Aim:
Count the lines below that contain the word "kuàng", and reply with only that number.

====== Provided records ======

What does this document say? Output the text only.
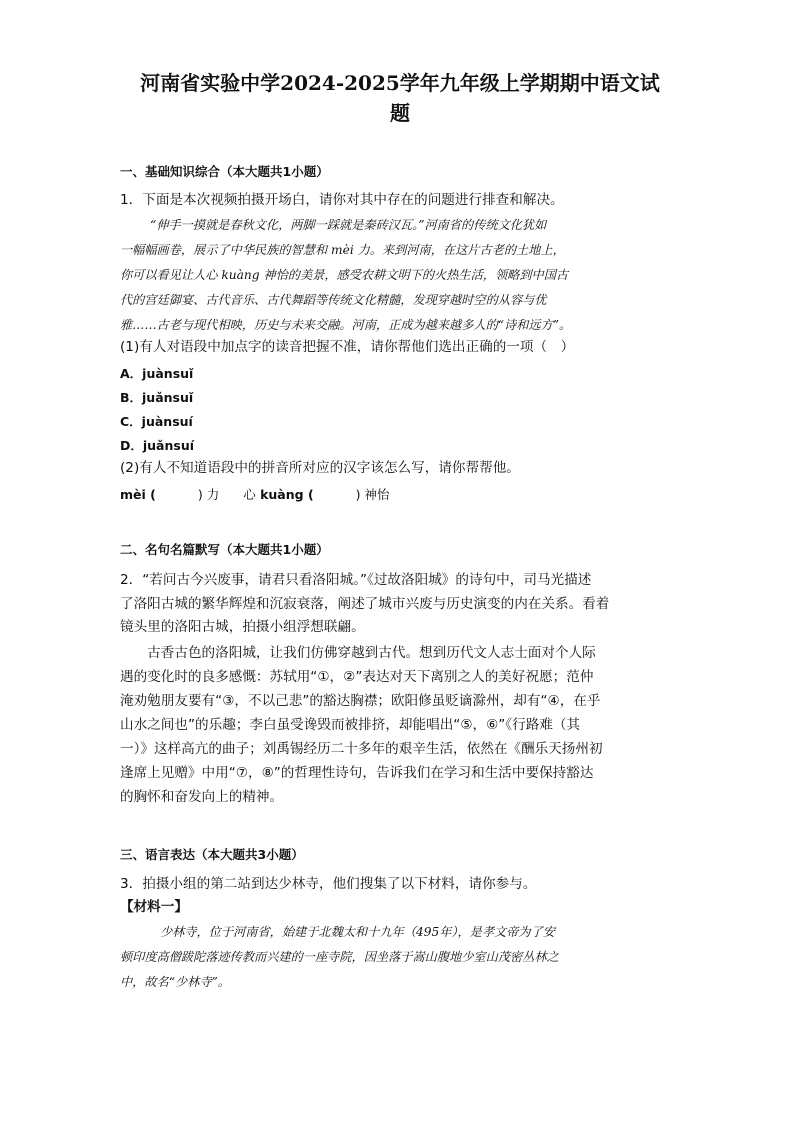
河南省实验中学2024-2025学年九年级上学期期中语文试
题
一、基础知识综合（本大题共1小题）
1．下面是本次视频拍摄开场白，请你对其中存在的问题进行排查和解决。
“伸手一摸就是春秋文化，两脚一踩就是秦砖汉瓦。”河南省的传统文化犹如
一幅幅画卷，展示了中华民族的智慧和 mèi 力。来到河南，在这片古老的土地上，
你可以看见让人心 kuàng 神怡的美景，感受农耕文明下的火热生活，领略到中国古
代的宫廷御宴、古代音乐、古代舞蹈等传统文化精髓，发现穿越时空的从容与优
雅……古老与现代相映，历史与未来交融。河南，正成为越来越多人的“诗和远方”。
(1)有人对语段中加点字的读音把握不准，请你帮他们选出正确的一项（　）
A．juànsuǐ
B．juǎnsuǐ
C．juànsuí
D．juǎnsuí
(2)有人不知道语段中的拼音所对应的汉字该怎么写，请你帮帮他。
mèi (	) 力 心 kuàng (	) 神怡
二、名句名篇默写（本大题共1小题）
2．“若问古今兴废事，请君只看洛阳城。”《过故洛阳城》的诗句中，司马光描述
了洛阳古城的繁华辉煌和沉寂衰落，阐述了城市兴废与历史演变的内在关系。看着
镜头里的洛阳古城，拍摄小组浮想联翩。
　　古香古色的洛阳城，让我们仿佛穿越到古代。想到历代文人志士面对个人际
遇的变化时的良多感慨：苏轼用“①，②”表达对天下离别之人的美好祝愿；范仲
淹劝勉朋友要有“③，不以己悲”的豁达胸襟；欧阳修虽贬谪滁州，却有“④，在乎
山水之间也”的乐趣；李白虽受谗毁而被排挤，却能唱出“⑤，⑥”《行路难（其
一）》这样高亢的曲子；刘禹锡经历二十多年的艰辛生活，依然在《酬乐天扬州初
逢席上见赠》中用“⑦，⑧”的哲理性诗句，告诉我们在学习和生活中要保持豁达
的胸怀和奋发向上的精神。
三、语言表达（本大题共3小题）
3．拍摄小组的第二站到达少林寺，他们搜集了以下材料，请你参与。
【材料一】
少林寺，位于河南省，始建于北魏太和十九年（495年），是孝文帝为了安
顿印度高僧跋陀落迹传教而兴建的一座寺院，因坐落于嵩山腹地少室山茂密丛林之
中，故名“少林寺”。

======

Result of this task:
2